Task description: For this exercise, copy out each line of the material below that includes "direction".

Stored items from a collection
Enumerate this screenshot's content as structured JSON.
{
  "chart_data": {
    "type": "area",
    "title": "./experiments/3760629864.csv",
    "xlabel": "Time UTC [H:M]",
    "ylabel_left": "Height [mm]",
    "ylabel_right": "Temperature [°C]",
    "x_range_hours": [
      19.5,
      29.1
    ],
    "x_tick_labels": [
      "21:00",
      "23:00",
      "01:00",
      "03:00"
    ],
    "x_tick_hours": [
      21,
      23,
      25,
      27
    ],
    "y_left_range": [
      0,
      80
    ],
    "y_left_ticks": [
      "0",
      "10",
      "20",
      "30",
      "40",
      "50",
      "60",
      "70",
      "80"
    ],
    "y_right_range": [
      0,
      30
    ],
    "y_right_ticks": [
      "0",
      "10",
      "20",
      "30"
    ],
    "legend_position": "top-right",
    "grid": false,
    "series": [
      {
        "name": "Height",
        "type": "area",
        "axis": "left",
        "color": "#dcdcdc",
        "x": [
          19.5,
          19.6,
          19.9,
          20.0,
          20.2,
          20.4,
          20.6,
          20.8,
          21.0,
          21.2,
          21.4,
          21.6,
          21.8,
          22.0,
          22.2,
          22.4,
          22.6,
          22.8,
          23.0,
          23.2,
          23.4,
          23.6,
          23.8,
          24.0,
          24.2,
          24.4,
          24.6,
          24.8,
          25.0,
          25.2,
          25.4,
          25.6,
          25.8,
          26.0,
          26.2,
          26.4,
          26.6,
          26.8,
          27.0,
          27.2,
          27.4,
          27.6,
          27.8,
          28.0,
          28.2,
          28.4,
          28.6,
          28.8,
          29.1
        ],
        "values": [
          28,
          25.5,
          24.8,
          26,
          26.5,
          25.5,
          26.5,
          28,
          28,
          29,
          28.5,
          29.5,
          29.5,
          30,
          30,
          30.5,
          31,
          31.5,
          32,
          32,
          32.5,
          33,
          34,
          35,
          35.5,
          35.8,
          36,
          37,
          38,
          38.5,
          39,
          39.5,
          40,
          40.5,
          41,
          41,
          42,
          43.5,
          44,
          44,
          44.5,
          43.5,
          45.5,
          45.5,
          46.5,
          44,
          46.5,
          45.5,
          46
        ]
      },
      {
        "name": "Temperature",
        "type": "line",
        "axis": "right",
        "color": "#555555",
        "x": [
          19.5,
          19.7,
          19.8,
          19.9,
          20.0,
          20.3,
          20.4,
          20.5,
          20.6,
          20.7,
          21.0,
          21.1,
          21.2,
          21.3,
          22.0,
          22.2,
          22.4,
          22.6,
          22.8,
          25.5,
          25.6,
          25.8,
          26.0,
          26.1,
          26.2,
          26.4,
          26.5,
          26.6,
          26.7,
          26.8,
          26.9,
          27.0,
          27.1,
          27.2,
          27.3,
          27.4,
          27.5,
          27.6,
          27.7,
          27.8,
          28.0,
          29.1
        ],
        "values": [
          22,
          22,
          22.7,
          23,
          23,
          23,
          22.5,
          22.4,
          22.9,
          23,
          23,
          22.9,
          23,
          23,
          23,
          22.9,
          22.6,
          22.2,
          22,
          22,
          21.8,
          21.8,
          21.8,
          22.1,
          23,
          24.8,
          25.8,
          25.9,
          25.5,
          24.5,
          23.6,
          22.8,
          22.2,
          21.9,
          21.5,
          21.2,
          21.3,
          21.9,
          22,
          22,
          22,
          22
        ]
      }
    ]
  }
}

==

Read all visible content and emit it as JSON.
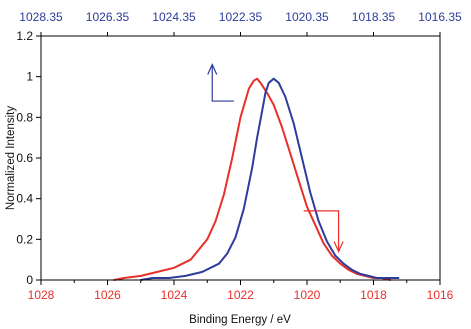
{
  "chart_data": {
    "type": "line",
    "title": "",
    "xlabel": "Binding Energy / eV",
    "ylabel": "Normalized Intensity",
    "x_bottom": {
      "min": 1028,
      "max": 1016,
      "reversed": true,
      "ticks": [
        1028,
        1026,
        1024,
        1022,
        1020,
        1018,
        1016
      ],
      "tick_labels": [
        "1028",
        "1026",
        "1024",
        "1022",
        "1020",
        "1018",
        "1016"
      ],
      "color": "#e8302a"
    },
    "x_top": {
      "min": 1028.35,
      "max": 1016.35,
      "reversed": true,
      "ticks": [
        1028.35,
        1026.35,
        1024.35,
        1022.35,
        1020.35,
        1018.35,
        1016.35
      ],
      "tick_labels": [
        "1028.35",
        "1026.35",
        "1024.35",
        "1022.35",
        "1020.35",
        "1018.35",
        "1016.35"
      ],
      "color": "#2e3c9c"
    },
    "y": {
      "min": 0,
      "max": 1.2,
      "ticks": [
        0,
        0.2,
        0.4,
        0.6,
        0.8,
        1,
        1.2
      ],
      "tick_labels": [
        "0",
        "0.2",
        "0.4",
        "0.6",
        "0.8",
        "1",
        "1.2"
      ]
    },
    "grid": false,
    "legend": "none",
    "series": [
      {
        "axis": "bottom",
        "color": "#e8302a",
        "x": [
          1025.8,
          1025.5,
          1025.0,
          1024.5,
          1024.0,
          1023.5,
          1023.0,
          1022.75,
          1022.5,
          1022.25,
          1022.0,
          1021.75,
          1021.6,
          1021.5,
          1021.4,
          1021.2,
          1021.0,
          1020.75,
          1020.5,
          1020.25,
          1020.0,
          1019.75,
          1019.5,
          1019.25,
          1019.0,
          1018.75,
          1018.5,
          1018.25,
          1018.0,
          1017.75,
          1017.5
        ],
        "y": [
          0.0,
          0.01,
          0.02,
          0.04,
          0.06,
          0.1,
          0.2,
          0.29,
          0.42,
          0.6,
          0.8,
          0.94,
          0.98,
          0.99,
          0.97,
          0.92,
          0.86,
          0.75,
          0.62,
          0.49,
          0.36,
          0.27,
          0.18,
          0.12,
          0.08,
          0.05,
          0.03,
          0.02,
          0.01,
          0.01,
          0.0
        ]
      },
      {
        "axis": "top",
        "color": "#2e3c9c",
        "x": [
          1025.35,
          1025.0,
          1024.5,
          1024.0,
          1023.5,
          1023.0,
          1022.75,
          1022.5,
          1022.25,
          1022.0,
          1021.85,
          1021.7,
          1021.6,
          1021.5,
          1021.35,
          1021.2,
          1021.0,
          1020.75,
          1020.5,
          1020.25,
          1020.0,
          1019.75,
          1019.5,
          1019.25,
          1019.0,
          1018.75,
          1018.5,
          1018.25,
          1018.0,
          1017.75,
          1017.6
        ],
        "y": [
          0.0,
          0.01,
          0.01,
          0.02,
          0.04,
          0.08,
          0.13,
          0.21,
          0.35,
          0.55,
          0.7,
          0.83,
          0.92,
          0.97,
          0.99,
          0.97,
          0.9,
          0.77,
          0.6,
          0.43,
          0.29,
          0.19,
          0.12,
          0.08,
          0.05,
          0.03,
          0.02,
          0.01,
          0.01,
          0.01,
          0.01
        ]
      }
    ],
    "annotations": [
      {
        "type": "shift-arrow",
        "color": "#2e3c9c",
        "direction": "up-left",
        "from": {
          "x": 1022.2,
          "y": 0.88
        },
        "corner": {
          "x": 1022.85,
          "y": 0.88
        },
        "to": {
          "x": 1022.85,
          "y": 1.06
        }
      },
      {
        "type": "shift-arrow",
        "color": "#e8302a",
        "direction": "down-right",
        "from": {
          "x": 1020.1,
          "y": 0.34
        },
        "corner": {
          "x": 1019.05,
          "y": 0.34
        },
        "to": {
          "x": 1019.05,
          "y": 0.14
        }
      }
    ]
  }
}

Reply:
        "direction": "up-left",
        "direction": "down-right",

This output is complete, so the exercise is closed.